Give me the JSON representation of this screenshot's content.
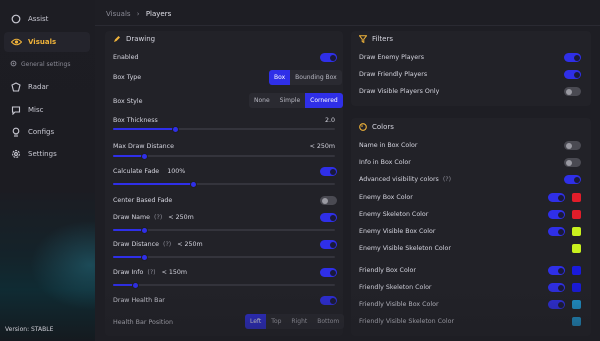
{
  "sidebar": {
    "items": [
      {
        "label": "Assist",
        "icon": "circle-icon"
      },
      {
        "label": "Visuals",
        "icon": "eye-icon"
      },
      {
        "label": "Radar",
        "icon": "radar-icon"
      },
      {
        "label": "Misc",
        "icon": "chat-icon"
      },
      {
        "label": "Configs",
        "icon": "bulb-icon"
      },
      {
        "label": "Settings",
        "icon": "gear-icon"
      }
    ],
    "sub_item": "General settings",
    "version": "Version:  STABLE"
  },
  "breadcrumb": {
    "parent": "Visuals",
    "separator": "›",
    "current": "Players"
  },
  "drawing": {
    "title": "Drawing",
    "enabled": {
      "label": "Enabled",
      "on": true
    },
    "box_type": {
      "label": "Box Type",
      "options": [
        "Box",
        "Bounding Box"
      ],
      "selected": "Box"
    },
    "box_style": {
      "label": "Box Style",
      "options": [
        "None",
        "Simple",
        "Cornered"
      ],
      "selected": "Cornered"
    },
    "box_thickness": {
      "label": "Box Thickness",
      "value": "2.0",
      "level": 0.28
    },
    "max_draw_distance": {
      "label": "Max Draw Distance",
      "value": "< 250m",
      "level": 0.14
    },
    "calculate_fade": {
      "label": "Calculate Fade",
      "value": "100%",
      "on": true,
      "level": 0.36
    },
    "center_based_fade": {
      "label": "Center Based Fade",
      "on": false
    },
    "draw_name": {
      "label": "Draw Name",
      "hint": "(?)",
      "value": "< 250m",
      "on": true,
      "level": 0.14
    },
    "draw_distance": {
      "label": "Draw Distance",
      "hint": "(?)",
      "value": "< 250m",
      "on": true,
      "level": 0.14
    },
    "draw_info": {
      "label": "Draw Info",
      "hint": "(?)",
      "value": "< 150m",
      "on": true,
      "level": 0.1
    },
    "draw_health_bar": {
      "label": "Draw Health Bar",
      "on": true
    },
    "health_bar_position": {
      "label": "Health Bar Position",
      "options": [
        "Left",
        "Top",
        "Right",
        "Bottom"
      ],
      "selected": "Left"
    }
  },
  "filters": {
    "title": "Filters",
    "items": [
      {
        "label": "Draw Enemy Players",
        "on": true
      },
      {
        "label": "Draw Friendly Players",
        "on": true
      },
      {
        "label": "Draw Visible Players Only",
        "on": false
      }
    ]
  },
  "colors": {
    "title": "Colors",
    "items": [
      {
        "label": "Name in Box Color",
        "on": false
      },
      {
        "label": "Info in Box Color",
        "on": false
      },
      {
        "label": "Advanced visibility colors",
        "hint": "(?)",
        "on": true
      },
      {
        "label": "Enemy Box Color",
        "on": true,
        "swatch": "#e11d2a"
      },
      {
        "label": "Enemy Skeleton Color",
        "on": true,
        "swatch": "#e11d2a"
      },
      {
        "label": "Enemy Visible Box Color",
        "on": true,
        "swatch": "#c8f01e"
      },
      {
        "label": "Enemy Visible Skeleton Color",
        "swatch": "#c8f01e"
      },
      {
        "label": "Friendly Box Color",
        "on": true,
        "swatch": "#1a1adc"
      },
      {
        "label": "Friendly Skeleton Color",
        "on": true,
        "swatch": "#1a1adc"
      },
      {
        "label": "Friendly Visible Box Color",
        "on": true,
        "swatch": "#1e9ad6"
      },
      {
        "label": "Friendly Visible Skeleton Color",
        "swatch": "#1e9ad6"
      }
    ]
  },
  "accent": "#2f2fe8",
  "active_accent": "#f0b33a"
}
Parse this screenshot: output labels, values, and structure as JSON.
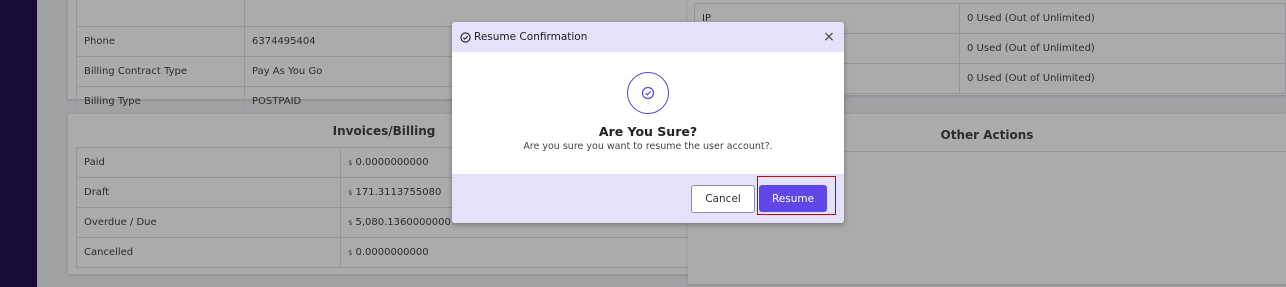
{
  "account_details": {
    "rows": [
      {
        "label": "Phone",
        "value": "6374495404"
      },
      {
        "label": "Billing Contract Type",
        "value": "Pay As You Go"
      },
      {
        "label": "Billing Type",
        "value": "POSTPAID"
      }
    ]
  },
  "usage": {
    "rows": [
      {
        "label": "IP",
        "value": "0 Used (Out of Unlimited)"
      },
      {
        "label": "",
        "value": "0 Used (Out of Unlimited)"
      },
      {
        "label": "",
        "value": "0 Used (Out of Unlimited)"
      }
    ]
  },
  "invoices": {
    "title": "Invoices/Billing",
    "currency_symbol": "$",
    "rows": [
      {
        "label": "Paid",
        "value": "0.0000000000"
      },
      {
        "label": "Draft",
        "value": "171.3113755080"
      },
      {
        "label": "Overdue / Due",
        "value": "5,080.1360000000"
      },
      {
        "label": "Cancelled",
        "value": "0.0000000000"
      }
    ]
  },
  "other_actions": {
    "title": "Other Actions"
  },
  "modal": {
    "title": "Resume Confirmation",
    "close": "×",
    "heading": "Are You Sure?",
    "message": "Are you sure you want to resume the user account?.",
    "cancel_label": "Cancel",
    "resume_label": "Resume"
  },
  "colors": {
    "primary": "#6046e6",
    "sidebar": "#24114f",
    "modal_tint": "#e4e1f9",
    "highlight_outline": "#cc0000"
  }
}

Set task: Locate all lines in the listing above with the word "icon" and copy them.

Complete output:
        "icon": "circle-icon"
        "icon": "eye-icon"
        "icon": "radar-icon"
        "icon": "chat-icon"
        "icon": "bulb-icon"
        "icon": "gear-icon"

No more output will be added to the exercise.